▶ [Your task] Find the string "podejrzenia" in the records. Copy every line it appears in.
────────────────────
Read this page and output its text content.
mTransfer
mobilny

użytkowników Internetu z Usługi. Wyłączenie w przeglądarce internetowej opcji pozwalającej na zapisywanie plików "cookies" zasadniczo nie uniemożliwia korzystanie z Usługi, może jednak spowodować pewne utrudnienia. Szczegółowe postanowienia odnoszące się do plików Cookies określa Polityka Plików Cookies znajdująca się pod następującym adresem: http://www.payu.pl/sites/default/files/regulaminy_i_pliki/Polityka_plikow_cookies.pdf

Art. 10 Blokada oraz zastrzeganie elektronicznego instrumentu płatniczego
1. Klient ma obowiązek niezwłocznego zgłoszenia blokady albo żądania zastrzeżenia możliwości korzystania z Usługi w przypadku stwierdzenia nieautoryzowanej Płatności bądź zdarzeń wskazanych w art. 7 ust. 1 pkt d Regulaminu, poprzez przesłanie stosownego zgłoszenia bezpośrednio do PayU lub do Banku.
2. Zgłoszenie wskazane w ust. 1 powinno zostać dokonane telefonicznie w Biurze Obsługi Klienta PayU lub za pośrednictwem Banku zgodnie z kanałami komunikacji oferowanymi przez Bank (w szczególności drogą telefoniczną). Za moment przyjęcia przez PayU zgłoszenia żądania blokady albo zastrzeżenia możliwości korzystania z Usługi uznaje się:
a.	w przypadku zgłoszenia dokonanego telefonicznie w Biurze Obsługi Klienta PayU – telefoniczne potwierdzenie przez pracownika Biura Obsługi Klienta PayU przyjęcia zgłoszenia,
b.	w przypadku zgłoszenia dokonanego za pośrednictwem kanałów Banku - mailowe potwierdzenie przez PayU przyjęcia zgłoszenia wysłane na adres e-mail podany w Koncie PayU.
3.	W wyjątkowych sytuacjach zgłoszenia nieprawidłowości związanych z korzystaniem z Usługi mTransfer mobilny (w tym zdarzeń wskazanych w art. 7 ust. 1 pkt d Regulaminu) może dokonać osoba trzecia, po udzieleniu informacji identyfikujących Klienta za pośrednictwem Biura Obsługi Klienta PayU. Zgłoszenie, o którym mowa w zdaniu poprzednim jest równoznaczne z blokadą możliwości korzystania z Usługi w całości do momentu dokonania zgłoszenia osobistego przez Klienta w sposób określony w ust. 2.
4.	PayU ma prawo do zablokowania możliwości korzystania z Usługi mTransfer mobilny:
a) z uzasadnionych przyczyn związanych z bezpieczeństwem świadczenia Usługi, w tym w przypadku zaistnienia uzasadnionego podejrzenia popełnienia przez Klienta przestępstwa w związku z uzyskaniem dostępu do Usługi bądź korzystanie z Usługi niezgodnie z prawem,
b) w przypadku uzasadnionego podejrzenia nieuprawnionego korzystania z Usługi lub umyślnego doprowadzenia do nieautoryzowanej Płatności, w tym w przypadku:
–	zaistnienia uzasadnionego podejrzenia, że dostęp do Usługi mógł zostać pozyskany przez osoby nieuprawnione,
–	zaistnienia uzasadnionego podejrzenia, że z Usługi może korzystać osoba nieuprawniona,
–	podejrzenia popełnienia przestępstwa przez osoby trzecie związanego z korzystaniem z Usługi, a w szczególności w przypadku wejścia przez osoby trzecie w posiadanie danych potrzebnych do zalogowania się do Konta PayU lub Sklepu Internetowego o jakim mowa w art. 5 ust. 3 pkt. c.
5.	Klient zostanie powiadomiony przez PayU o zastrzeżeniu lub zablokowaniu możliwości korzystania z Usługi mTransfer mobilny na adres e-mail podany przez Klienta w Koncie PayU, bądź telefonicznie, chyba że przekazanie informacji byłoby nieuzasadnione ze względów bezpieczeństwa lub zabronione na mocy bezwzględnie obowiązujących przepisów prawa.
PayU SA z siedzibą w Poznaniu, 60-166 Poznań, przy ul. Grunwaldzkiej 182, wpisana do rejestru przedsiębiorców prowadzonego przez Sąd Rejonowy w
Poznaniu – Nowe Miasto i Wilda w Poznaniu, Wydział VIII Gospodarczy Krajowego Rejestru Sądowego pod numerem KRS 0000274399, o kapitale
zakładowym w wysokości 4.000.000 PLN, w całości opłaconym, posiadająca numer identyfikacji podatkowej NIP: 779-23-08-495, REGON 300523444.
────────────────────
▶ [Answer to this task]
a) z uzasadnionych przyczyn związanych z bezpieczeństwem świadczenia Usługi, w tym w przypadku zaistnienia uzasadnionego podejrzenia popełnienia przez Klienta przestępstwa w związku z uzyskaniem dostępu do Usługi bądź korzystanie z Usługi niezgodnie z prawem,
b) w przypadku uzasadnionego podejrzenia nieuprawnionego korzystania z Usługi lub umyślnego doprowadzenia do nieautoryzowanej Płatności, w tym w przypadku:
–	zaistnienia uzasadnionego podejrzenia, że dostęp do Usługi mógł zostać pozyskany przez osoby nieuprawnione,
–	zaistnienia uzasadnionego podejrzenia, że z Usługi może korzystać osoba nieuprawniona,
–	podejrzenia popełnienia przestępstwa przez osoby trzecie związanego z korzystaniem z Usługi, a w szczególności w przypadku wejścia przez osoby trzecie w posiadanie danych potrzebnych do zalogowania się do Konta PayU lub Sklepu Internetowego o jakim mowa w art. 5 ust. 3 pkt. c.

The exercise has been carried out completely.